• [EXERCISE DETAILS]
In the entries below, find the lines with the word "Tramo" and copy them.

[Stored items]

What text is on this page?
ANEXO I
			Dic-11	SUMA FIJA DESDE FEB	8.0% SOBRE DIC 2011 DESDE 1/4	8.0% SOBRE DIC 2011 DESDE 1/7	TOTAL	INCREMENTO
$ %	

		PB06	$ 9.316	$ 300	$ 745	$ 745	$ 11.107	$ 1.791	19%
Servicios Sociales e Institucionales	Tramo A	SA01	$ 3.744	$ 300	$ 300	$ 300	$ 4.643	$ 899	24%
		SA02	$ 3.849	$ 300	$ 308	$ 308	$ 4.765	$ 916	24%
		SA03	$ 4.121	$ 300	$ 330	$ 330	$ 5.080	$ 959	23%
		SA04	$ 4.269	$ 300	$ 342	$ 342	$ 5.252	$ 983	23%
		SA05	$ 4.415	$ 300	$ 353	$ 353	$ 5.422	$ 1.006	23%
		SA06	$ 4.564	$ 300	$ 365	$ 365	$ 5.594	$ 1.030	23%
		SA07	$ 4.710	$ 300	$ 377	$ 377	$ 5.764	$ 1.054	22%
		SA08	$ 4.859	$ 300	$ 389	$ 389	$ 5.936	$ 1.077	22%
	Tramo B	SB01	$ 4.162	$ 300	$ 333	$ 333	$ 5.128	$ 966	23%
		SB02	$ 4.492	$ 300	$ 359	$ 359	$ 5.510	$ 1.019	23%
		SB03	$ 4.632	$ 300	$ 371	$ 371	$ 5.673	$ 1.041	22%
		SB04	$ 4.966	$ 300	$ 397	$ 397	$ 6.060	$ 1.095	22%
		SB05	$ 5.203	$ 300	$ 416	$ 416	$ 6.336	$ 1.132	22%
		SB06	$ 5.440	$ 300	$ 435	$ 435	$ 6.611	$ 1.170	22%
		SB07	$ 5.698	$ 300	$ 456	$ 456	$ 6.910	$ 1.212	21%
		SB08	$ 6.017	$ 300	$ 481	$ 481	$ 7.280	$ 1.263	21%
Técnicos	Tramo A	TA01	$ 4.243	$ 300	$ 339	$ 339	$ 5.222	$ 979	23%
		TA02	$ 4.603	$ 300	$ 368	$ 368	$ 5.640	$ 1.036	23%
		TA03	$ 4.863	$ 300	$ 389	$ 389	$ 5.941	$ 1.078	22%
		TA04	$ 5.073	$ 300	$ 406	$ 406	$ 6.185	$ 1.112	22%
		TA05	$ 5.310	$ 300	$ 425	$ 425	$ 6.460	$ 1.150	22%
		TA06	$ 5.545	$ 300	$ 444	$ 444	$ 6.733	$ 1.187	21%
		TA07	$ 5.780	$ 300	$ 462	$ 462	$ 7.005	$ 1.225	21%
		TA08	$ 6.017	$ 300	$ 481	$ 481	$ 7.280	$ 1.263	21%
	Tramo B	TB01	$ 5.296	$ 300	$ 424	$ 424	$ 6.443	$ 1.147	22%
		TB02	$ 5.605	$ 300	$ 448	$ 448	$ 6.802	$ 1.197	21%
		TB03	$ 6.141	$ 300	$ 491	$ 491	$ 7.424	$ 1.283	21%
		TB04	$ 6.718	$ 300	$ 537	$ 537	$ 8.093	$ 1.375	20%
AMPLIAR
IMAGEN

• [FINISHED TASK]
Servicios Sociales e Institucionales	Tramo A	SA01	$ 3.744	$ 300	$ 300	$ 300	$ 4.643	$ 899	24%
	Tramo B	SB01	$ 4.162	$ 300	$ 333	$ 333	$ 5.128	$ 966	23%
Técnicos	Tramo A	TA01	$ 4.243	$ 300	$ 339	$ 339	$ 5.222	$ 979	23%
	Tramo B	TB01	$ 5.296	$ 300	$ 424	$ 424	$ 6.443	$ 1.147	22%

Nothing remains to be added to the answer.